What you are asked to do
Pick out the lines below that contain the string "data" and copy them all.

○ ○ ○ ○

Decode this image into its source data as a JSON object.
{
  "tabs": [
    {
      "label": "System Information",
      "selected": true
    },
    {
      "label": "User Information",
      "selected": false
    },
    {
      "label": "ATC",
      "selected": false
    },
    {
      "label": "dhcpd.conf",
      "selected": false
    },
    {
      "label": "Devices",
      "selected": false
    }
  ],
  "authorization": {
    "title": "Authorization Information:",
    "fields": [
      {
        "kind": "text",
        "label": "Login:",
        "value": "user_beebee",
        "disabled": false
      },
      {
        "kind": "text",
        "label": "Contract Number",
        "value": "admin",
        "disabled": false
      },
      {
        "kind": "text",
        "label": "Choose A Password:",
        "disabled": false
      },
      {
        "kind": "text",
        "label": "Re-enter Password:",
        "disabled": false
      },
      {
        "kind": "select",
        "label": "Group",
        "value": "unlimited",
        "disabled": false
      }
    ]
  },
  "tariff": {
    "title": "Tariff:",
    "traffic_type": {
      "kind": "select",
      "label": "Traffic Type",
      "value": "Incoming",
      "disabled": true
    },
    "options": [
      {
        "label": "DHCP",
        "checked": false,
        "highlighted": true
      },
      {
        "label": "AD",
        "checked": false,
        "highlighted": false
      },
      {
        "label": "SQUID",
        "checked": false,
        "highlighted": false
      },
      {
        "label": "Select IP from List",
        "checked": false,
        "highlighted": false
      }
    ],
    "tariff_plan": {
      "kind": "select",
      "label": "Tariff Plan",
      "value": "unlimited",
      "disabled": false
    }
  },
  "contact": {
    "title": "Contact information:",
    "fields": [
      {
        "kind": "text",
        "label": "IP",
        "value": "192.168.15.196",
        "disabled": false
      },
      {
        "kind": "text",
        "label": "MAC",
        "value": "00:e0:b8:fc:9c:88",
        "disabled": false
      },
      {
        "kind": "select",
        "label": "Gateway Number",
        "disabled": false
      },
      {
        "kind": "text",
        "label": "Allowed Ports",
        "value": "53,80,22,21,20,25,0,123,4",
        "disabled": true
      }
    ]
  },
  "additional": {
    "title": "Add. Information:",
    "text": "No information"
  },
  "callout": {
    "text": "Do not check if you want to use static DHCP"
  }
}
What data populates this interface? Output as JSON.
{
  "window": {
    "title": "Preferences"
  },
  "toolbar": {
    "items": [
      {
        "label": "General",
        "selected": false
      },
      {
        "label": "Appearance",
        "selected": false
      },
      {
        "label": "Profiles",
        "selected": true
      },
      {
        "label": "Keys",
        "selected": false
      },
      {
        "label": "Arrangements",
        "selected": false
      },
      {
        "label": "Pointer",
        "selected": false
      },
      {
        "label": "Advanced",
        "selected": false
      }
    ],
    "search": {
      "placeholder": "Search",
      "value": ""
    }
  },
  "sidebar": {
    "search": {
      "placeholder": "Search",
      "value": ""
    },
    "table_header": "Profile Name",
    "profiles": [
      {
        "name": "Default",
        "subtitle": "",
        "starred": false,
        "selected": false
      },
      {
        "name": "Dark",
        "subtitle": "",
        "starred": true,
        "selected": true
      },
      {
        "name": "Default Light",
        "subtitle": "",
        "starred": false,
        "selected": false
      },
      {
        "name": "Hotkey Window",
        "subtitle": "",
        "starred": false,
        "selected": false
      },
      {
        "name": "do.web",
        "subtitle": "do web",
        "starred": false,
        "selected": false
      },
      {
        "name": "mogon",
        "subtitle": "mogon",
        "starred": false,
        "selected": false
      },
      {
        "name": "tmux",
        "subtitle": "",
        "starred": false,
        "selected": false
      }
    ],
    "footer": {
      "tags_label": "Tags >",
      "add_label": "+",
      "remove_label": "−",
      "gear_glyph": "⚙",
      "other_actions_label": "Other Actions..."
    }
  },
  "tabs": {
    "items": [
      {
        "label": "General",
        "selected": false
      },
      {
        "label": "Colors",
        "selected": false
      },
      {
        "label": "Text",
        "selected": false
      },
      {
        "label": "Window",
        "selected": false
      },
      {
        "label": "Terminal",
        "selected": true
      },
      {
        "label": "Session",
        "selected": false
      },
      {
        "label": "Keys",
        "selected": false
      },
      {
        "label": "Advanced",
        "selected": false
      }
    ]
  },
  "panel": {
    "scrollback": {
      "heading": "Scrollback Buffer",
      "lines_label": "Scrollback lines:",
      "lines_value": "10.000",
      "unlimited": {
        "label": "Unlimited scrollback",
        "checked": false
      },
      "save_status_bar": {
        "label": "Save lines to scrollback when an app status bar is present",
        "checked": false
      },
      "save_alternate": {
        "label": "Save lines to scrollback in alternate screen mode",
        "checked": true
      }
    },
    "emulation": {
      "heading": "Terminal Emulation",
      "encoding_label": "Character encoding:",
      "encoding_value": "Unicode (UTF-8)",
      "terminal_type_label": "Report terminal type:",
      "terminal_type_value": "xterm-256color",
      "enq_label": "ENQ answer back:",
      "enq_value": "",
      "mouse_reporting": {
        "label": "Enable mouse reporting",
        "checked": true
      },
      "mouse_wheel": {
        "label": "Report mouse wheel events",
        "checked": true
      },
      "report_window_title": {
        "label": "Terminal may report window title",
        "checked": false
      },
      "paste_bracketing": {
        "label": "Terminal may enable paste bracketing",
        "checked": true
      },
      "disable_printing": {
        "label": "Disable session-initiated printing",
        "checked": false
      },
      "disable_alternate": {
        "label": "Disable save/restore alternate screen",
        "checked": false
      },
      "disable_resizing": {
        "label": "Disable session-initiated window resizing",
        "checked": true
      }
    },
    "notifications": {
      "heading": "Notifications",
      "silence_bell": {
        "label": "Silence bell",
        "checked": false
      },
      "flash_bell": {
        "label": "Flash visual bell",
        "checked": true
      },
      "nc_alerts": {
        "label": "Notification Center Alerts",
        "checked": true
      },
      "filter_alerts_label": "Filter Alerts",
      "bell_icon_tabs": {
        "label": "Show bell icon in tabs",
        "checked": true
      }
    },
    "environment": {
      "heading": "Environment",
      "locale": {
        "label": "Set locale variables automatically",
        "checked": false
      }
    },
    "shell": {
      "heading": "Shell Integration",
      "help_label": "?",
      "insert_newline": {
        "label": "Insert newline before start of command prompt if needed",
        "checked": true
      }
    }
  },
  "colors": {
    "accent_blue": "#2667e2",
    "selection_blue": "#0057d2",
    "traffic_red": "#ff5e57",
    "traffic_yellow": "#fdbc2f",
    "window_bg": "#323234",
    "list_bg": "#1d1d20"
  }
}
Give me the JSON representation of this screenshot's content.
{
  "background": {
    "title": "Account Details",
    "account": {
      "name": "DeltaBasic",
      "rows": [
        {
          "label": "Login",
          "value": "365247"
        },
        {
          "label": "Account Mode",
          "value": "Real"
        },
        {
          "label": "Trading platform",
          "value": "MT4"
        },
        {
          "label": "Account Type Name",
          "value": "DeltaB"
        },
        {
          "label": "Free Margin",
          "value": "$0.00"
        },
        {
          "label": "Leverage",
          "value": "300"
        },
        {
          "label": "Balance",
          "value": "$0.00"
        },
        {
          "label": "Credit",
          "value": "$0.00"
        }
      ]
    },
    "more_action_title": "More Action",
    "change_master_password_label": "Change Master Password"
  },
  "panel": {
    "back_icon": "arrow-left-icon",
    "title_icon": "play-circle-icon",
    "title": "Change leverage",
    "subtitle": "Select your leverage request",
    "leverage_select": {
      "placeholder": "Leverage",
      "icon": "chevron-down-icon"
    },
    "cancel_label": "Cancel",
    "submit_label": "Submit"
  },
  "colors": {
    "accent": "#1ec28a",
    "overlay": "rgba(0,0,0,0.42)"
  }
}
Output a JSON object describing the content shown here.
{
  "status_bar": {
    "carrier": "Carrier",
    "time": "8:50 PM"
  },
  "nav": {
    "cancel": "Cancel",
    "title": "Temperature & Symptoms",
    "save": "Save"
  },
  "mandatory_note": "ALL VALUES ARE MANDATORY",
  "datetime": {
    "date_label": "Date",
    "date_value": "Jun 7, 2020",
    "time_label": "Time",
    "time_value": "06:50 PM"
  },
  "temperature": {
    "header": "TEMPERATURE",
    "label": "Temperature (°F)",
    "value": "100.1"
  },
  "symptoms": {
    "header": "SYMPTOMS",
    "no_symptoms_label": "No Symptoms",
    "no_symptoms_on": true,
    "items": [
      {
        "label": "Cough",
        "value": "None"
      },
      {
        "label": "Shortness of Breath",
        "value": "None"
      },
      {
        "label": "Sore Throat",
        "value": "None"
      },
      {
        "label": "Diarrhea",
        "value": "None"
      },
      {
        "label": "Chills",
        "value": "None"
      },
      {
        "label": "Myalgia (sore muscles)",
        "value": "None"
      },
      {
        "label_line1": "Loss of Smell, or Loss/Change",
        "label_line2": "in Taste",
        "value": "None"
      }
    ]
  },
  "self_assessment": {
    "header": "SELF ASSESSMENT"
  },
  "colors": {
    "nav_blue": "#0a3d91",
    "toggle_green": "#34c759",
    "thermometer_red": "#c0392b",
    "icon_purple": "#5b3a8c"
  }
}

○ ○ ○ ○

Written answer
Decode this image into its source data as a JSON object.
What data populates this interface? Output as JSON.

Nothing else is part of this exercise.